* **RECORD EXTRACTS**
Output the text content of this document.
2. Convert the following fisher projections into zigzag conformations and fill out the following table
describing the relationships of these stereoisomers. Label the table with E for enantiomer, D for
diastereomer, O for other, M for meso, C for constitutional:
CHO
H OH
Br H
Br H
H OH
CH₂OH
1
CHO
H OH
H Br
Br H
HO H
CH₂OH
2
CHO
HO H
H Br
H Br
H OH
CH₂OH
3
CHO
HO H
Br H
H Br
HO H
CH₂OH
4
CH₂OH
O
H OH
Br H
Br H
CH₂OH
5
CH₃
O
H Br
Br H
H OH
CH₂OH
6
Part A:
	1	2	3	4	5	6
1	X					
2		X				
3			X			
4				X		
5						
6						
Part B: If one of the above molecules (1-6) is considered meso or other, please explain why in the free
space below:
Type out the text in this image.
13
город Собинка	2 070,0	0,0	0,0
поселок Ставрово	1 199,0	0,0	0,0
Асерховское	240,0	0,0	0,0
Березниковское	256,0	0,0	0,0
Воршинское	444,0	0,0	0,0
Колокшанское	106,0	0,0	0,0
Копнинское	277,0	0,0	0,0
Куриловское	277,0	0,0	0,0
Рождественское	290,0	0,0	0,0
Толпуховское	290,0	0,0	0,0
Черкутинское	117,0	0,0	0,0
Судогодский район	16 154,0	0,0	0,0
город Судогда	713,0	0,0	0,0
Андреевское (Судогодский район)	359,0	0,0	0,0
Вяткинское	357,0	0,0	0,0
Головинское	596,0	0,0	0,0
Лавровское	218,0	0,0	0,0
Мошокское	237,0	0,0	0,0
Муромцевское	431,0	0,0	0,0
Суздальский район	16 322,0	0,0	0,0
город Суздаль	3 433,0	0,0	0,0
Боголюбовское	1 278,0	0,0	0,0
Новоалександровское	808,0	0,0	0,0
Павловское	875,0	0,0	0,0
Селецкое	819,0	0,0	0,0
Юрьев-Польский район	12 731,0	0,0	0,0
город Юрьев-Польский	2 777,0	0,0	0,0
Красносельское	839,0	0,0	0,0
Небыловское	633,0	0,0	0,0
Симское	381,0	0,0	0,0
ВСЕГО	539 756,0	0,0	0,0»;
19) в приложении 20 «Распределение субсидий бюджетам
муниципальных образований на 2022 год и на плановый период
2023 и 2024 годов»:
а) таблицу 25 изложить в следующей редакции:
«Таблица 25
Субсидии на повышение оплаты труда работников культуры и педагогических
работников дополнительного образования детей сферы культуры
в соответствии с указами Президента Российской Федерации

* **EXERCISE TASK**
The answer must consist solely of the number of lines in the entries that contain the word "meso".

* **THE RESULT**
2